*DATASET EXTRACT*:
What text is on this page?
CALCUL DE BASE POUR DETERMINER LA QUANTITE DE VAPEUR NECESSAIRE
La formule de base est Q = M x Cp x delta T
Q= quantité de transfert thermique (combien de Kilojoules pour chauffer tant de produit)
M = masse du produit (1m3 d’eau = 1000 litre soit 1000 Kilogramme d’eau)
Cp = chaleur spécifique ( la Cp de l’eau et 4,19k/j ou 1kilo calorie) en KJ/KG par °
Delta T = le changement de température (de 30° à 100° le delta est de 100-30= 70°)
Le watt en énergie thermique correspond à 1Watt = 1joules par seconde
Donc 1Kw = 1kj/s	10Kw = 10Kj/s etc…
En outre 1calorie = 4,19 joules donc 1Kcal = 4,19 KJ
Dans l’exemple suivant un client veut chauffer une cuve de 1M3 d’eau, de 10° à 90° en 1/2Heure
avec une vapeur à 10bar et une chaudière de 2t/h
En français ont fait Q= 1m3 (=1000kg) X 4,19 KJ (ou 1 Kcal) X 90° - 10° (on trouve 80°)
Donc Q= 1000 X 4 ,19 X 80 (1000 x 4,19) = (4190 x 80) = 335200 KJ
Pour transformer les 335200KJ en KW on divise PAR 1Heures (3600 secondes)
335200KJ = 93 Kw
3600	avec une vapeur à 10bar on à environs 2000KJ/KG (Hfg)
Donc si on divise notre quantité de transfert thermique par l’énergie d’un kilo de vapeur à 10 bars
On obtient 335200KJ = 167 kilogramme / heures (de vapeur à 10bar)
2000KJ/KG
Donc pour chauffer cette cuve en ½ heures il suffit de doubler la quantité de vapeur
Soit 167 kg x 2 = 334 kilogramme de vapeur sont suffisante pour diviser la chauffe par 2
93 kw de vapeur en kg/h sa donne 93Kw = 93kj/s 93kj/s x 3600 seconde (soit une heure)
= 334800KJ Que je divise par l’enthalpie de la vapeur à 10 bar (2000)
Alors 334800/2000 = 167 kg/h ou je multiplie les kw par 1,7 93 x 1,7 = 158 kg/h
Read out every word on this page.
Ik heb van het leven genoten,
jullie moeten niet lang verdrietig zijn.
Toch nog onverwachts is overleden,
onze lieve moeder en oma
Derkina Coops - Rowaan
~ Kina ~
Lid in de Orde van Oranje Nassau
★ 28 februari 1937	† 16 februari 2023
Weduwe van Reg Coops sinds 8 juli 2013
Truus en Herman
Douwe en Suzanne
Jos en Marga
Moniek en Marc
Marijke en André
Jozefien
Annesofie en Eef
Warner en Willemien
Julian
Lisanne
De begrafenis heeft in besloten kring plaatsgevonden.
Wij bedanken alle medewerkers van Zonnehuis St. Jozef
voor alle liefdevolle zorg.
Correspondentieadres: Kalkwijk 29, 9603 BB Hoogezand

*TASK*:
Restate the records, all of them, precisely as written.

*FULL ANSWER*:
What text is on this page?
CALCUL DE BASE POUR DETERMINER LA QUANTITE DE VAPEUR NECESSAIRE
La formule de base est Q = M x Cp x delta T
Q= quantité de transfert thermique (combien de Kilojoules pour chauffer tant de produit)
M = masse du produit (1m3 d’eau = 1000 litre soit 1000 Kilogramme d’eau)
Cp = chaleur spécifique ( la Cp de l’eau et 4,19k/j ou 1kilo calorie) en KJ/KG par °
Delta T = le changement de température (de 30° à 100° le delta est de 100-30= 70°)
Le watt en énergie thermique correspond à 1Watt = 1joules par seconde
Donc 1Kw = 1kj/s	10Kw = 10Kj/s etc…
En outre 1calorie = 4,19 joules donc 1Kcal = 4,19 KJ
Dans l’exemple suivant un client veut chauffer une cuve de 1M3 d’eau, de 10° à 90° en 1/2Heure
avec une vapeur à 10bar et une chaudière de 2t/h
En français ont fait Q= 1m3 (=1000kg) X 4,19 KJ (ou 1 Kcal) X 90° - 10° (on trouve 80°)
Donc Q= 1000 X 4 ,19 X 80 (1000 x 4,19) = (4190 x 80) = 335200 KJ
Pour transformer les 335200KJ en KW on divise PAR 1Heures (3600 secondes)
335200KJ = 93 Kw
3600	avec une vapeur à 10bar on à environs 2000KJ/KG (Hfg)
Donc si on divise notre quantité de transfert thermique par l’énergie d’un kilo de vapeur à 10 bars
On obtient 335200KJ = 167 kilogramme / heures (de vapeur à 10bar)
2000KJ/KG
Donc pour chauffer cette cuve en ½ heures il suffit de doubler la quantité de vapeur
Soit 167 kg x 2 = 334 kilogramme de vapeur sont suffisante pour diviser la chauffe par 2
93 kw de vapeur en kg/h sa donne 93Kw = 93kj/s 93kj/s x 3600 seconde (soit une heure)
= 334800KJ Que je divise par l’enthalpie de la vapeur à 10 bar (2000)
Alors 334800/2000 = 167 kg/h ou je multiplie les kw par 1,7 93 x 1,7 = 158 kg/h
Read out every word on this page.
Ik heb van het leven genoten,
jullie moeten niet lang verdrietig zijn.
Toch nog onverwachts is overleden,
onze lieve moeder en oma
Derkina Coops - Rowaan
~ Kina ~
Lid in de Orde van Oranje Nassau
★ 28 februari 1937	† 16 februari 2023
Weduwe van Reg Coops sinds 8 juli 2013
Truus en Herman
Douwe en Suzanne
Jos en Marga
Moniek en Marc
Marijke en André
Jozefien
Annesofie en Eef
Warner en Willemien
Julian
Lisanne
De begrafenis heeft in besloten kring plaatsgevonden.
Wij bedanken alle medewerkers van Zonnehuis St. Jozef
voor alle liefdevolle zorg.
Correspondentieadres: Kalkwijk 29, 9603 BB Hoogezand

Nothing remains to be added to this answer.